**PAGE EXCERPT**

— START —

That said, I feel like you need enough dopamine to make it though the week and sometimes people get trapped by life circumstances. I'm luckily enough to have a beautiful wife, if I had to sleep alone in a cold bed and go out into the world, I might be the kind of guy who needs to cup of coffee in the morning to remain sane.

So in short I think you need to start with a life that is fulfilling enough that you can endure the slings and arrows of the world on a day to day basis. If you don't have that, it's going to be very difficult to not fall into the embrace of temptations that you'd rather avoid.

I'm reminded of the https://en.wikipedia.org/wiki/Rat_Park experiments, which (to me) imply that addictive behavior is an indicator of problems elsewhere, rather than a problem to be solved directly. And by all means, we should work at addressing root causes. But I think there's also room for improvement re: how we respond to bad situations.

> you need enough dopamine to make it though the week

I think this is part of the story, but not all dopamine is created equal. Or rather, it's all created equal, but it ends up motivating different things. I don't have any studies to back this up, but I like to think in terms of fast-vs-slow dopamine. Fast dopamine motivates you to do something arbitrary in search of more dopamine, slow dopamine motivates you to do something that you also have other reasons for wanting to do.

— END —

[Saved data entries]
— START —

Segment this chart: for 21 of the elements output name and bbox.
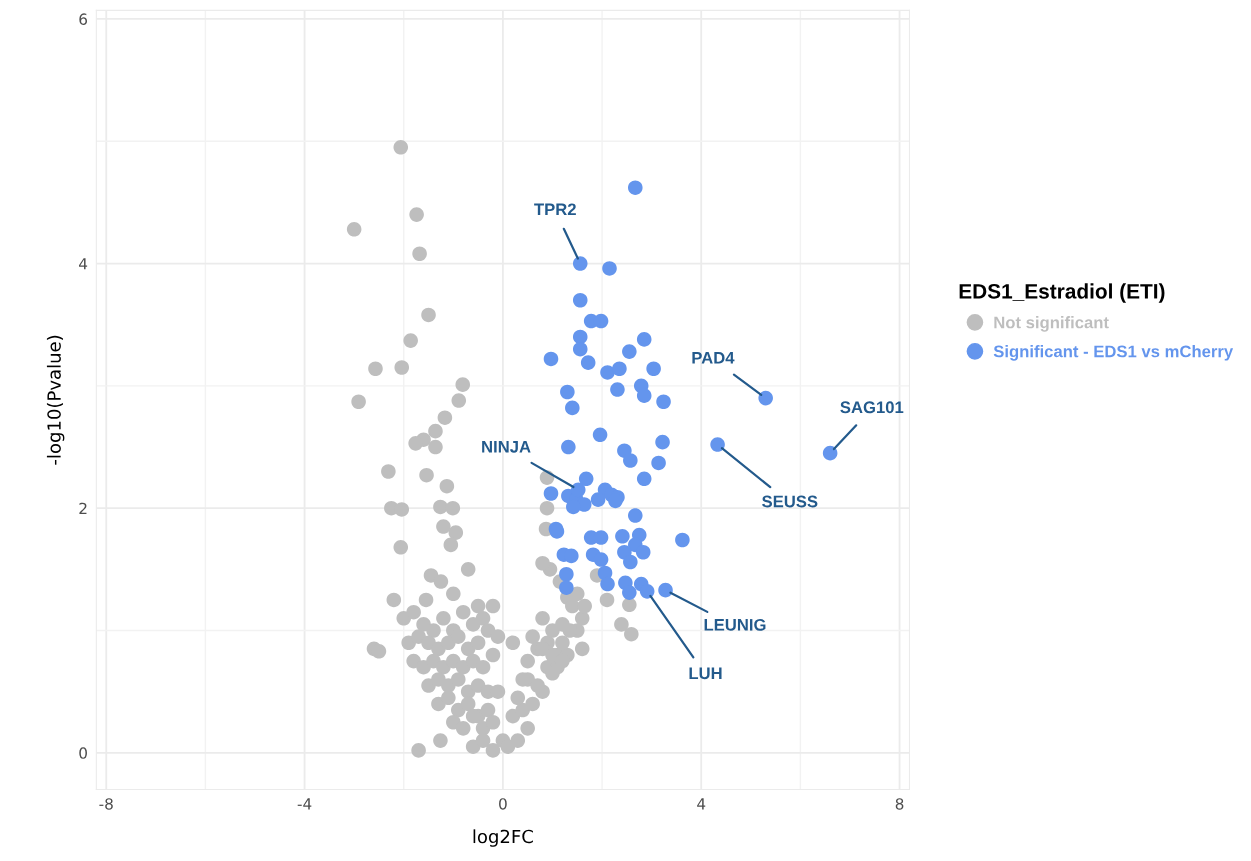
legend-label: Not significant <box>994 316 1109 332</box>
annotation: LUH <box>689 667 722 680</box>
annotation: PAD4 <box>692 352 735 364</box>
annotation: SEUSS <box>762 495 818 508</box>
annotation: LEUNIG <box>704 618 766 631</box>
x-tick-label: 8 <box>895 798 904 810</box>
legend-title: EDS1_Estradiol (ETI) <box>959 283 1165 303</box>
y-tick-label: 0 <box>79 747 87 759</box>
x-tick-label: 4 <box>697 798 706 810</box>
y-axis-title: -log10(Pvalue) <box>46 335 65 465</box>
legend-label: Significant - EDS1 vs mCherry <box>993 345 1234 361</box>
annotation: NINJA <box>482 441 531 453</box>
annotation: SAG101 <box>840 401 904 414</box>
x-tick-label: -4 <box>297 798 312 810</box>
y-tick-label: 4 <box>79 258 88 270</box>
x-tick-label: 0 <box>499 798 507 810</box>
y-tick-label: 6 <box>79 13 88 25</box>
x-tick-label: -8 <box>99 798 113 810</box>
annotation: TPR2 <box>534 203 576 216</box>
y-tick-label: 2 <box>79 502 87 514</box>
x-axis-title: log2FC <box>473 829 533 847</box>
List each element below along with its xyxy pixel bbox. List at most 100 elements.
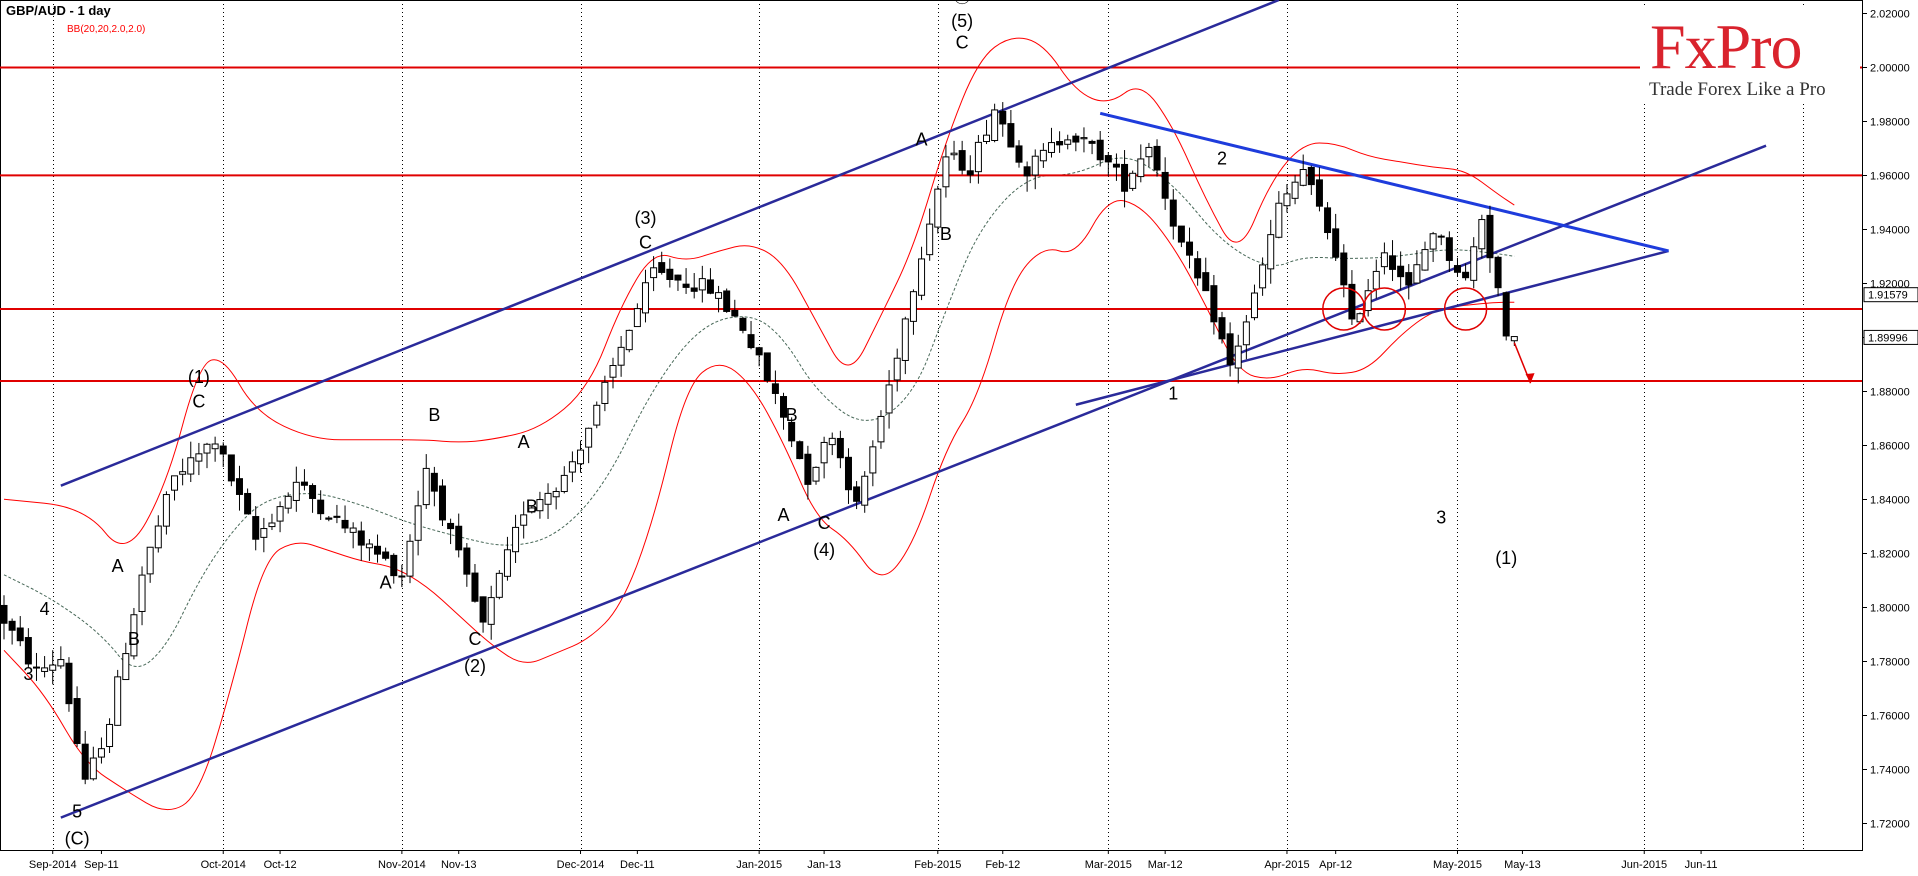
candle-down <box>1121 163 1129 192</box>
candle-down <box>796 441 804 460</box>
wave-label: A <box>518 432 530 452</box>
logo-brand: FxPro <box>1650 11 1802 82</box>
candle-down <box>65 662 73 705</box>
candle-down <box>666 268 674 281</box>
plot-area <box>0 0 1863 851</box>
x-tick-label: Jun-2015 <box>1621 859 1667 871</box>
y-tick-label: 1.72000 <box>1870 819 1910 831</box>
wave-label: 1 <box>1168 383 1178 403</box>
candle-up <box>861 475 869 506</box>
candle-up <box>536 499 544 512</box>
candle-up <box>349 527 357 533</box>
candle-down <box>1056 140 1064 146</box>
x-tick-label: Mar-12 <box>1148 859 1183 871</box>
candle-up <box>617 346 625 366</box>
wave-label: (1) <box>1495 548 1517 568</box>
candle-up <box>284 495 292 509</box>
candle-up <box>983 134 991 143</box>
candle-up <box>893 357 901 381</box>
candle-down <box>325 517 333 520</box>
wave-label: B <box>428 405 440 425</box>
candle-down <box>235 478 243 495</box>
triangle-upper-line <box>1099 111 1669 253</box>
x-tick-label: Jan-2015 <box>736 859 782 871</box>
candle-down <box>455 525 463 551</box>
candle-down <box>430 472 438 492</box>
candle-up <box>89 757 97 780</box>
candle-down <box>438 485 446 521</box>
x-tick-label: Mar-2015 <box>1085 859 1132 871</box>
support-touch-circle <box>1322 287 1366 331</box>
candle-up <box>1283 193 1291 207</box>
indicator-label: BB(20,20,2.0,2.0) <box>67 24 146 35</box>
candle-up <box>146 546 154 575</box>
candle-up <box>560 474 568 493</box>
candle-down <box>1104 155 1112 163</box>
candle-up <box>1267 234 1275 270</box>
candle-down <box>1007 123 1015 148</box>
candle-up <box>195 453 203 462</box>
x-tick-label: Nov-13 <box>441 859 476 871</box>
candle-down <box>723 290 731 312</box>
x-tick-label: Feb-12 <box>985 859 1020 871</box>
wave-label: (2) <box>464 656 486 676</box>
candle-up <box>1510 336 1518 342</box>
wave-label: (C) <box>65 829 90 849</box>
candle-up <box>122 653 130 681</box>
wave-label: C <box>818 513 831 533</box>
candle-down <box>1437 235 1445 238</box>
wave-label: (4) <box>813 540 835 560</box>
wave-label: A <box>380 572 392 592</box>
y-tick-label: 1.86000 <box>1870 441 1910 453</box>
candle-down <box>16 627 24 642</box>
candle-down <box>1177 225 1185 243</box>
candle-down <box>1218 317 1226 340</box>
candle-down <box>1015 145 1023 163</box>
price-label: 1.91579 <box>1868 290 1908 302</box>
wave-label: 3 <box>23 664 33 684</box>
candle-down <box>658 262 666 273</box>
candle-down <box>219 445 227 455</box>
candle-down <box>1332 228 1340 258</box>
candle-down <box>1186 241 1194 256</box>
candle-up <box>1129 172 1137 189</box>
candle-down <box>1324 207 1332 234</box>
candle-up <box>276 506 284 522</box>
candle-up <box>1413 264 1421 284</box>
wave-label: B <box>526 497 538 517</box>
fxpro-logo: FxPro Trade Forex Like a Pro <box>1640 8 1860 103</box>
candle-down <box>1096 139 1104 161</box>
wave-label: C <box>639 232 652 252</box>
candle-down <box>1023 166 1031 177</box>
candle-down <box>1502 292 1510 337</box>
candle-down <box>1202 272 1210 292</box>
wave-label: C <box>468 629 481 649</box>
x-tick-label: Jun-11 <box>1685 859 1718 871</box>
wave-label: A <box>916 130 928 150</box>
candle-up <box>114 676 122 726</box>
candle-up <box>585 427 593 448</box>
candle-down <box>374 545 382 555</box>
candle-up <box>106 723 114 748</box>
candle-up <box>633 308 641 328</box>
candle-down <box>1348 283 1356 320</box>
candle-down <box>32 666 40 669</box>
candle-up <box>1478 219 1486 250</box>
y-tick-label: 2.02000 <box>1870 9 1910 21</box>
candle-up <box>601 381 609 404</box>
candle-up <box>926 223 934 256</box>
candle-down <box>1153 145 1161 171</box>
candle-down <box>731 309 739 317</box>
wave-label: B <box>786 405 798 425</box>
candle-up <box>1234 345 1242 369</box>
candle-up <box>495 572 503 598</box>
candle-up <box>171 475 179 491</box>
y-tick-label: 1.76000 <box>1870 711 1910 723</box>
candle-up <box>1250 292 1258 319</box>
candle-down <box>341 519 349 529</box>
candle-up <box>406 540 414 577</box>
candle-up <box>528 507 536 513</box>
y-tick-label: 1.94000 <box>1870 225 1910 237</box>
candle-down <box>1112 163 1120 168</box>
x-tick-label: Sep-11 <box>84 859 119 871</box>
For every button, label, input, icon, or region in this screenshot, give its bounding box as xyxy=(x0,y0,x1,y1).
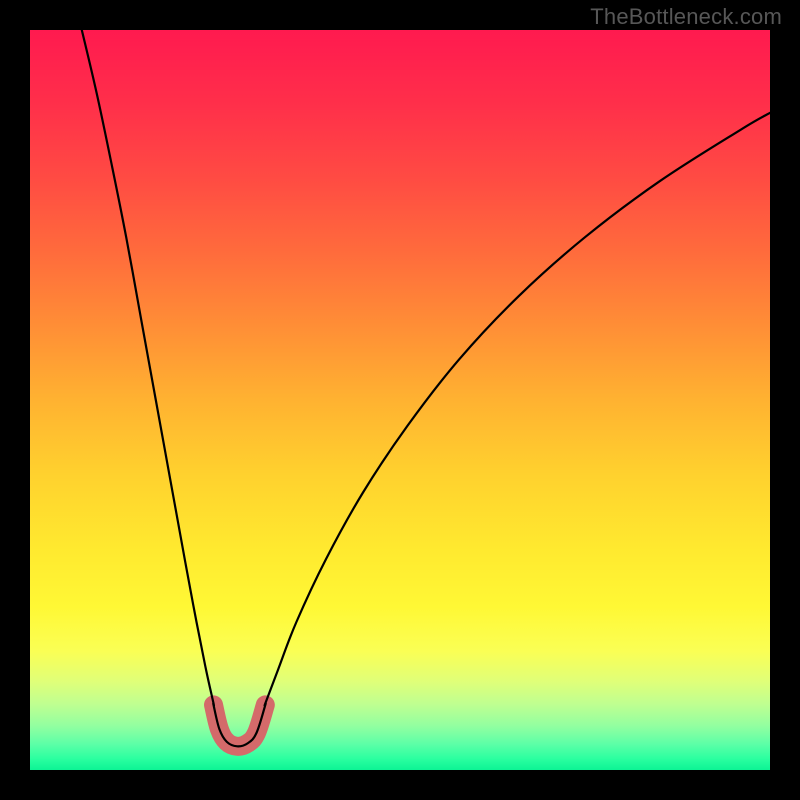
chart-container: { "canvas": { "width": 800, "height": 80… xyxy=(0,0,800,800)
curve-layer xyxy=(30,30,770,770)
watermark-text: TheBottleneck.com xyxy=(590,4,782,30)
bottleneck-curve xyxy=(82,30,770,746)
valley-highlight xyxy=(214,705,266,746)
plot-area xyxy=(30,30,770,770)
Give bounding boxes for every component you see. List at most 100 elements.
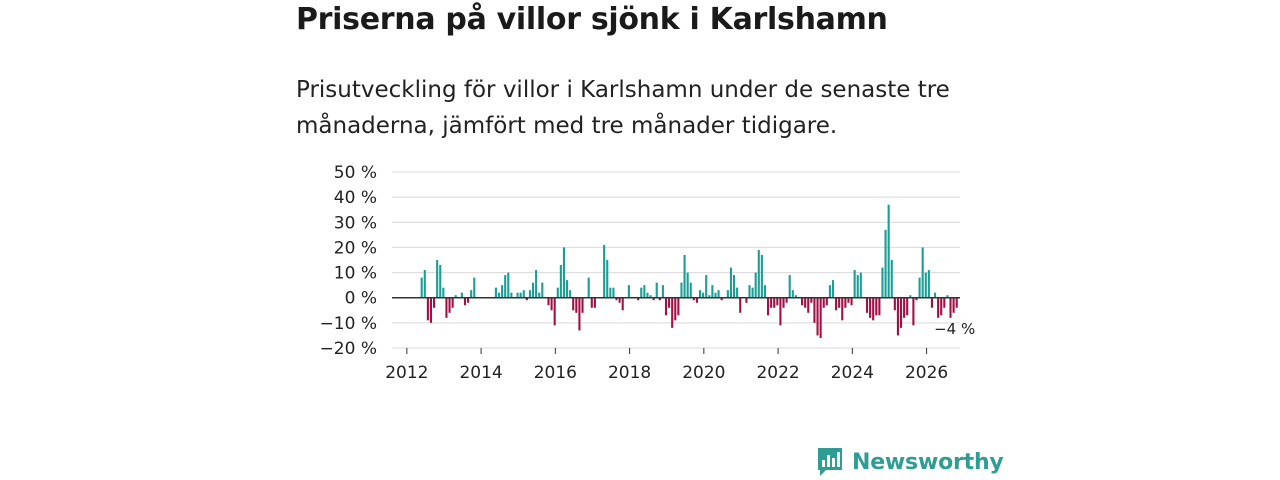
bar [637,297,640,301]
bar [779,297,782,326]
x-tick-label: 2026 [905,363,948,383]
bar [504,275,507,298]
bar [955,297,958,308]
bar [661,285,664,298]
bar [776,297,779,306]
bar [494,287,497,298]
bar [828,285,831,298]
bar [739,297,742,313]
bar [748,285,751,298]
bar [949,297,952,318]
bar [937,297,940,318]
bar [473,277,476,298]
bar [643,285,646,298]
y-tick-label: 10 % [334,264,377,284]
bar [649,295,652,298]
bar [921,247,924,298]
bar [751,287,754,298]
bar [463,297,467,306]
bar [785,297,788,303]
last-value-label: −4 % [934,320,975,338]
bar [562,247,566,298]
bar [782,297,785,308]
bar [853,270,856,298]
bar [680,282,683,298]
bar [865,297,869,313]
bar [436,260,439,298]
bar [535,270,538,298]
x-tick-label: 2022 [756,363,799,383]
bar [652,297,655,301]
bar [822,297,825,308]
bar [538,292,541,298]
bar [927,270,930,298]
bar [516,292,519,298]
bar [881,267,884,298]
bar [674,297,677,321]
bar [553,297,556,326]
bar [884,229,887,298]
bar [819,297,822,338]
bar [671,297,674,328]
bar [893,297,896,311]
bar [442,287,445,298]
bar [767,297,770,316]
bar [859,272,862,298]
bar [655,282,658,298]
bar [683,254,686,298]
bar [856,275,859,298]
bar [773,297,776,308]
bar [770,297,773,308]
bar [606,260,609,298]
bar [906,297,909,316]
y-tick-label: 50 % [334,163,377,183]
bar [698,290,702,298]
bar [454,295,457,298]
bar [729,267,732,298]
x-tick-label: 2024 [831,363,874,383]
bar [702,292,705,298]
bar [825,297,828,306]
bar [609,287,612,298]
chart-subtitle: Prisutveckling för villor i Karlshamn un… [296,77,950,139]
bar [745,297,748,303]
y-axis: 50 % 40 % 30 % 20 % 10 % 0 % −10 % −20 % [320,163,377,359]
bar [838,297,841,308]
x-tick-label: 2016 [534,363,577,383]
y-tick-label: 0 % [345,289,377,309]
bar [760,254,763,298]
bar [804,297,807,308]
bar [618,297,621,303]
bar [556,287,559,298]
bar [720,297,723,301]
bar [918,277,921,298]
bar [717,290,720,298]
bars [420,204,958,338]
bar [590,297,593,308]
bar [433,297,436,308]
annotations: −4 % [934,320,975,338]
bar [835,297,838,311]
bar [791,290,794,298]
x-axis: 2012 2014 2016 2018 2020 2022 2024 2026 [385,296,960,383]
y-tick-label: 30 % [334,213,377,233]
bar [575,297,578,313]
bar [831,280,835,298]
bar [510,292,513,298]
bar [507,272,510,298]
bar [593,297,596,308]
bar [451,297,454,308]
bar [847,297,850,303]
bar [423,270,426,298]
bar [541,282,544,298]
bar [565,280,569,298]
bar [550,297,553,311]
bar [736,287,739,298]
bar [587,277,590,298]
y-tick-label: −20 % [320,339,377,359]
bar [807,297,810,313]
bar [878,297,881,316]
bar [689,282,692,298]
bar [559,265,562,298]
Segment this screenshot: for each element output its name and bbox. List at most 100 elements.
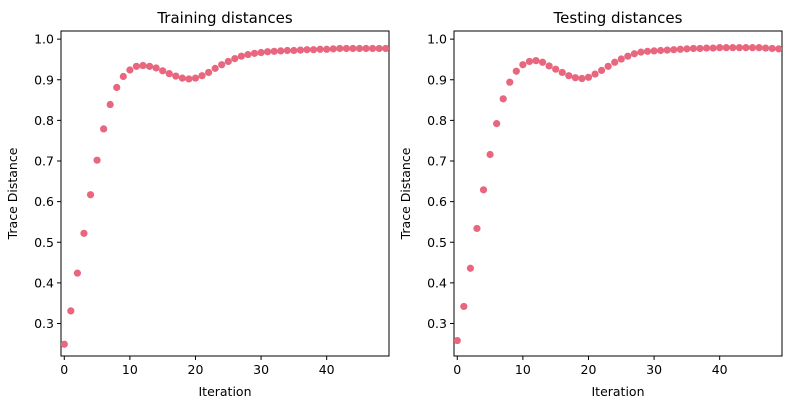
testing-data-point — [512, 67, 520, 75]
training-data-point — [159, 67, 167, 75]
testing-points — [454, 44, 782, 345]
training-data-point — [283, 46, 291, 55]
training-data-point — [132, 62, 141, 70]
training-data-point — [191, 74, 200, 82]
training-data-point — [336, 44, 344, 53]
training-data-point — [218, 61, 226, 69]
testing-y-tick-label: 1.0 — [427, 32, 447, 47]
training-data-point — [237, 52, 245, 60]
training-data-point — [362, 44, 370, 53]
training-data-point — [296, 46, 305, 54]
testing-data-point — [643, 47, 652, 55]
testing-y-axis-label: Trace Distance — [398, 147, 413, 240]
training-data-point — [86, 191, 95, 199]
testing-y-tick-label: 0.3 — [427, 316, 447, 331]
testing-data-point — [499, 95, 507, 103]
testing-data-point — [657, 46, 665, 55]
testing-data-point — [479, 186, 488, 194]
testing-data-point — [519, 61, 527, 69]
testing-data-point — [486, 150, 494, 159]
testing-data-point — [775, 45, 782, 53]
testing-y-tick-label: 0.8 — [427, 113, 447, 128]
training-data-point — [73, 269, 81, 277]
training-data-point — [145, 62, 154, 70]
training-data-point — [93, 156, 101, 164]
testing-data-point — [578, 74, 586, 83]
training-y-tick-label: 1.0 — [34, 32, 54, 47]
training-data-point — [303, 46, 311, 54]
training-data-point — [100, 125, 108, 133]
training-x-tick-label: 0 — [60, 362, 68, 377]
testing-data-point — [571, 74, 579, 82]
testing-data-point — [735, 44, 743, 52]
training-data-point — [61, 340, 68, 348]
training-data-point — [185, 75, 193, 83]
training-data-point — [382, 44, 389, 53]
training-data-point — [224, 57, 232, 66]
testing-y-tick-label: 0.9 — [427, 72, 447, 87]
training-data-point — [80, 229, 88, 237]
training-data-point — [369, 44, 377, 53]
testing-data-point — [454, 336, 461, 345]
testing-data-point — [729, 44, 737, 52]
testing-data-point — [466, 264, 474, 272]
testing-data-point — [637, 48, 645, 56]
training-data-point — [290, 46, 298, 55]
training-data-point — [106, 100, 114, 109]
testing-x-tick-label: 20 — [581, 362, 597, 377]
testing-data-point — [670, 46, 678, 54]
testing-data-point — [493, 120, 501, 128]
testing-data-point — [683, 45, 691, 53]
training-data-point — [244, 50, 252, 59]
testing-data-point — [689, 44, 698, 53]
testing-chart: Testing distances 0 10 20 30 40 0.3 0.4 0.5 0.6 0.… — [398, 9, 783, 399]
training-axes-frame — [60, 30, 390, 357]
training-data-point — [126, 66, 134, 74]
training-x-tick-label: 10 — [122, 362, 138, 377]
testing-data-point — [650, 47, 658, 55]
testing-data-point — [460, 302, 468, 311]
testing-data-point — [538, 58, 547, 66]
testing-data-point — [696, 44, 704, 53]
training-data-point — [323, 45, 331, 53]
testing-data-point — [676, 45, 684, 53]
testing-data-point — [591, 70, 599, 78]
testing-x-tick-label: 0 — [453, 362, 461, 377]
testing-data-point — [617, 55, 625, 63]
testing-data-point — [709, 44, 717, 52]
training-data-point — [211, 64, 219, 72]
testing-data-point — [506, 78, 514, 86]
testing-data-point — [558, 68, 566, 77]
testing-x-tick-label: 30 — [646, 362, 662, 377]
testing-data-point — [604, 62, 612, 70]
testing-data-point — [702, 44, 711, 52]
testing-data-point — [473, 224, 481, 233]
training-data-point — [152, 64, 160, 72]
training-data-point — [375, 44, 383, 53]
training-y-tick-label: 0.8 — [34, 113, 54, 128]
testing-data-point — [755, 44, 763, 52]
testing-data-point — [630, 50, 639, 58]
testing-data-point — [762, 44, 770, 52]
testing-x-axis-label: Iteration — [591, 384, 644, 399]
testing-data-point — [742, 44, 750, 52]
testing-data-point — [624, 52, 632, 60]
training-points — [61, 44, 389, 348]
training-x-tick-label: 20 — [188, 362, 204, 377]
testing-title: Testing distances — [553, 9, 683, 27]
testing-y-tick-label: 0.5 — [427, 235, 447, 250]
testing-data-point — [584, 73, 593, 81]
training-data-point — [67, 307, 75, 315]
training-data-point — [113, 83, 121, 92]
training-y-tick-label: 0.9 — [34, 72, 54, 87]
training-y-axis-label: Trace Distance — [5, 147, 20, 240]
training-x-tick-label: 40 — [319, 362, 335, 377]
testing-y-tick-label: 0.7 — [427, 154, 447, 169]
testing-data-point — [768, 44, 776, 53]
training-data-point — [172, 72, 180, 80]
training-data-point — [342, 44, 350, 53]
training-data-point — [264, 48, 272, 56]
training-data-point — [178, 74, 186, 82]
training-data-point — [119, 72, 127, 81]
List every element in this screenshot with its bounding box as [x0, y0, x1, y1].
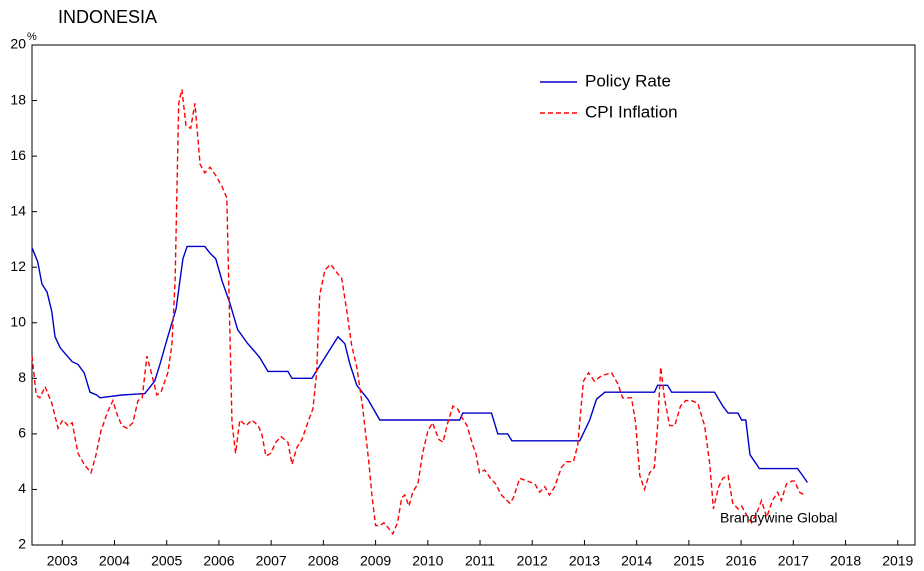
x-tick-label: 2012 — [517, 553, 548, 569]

— END —

**INSTRUCTIONS TO FOLLOW**
Return everything from "So in short" down to "to bad situations." in the dopamine discussion above, copied word for word.

**THE RESULT**
So in short I think you need to start with a life that is fulfilling enough that you can endure the slings and arrows of the world on a day to day basis. If you don't have that, it's going to be very difficult to not fall into the embrace of temptations that you'd rather avoid.

I'm reminded of the https://en.wikipedia.org/wiki/Rat_Park experiments, which (to me) imply that addictive behavior is an indicator of problems elsewhere, rather than a problem to be solved directly. And by all means, we should work at addressing root causes. But I think there's also room for improvement re: how we respond to bad situations.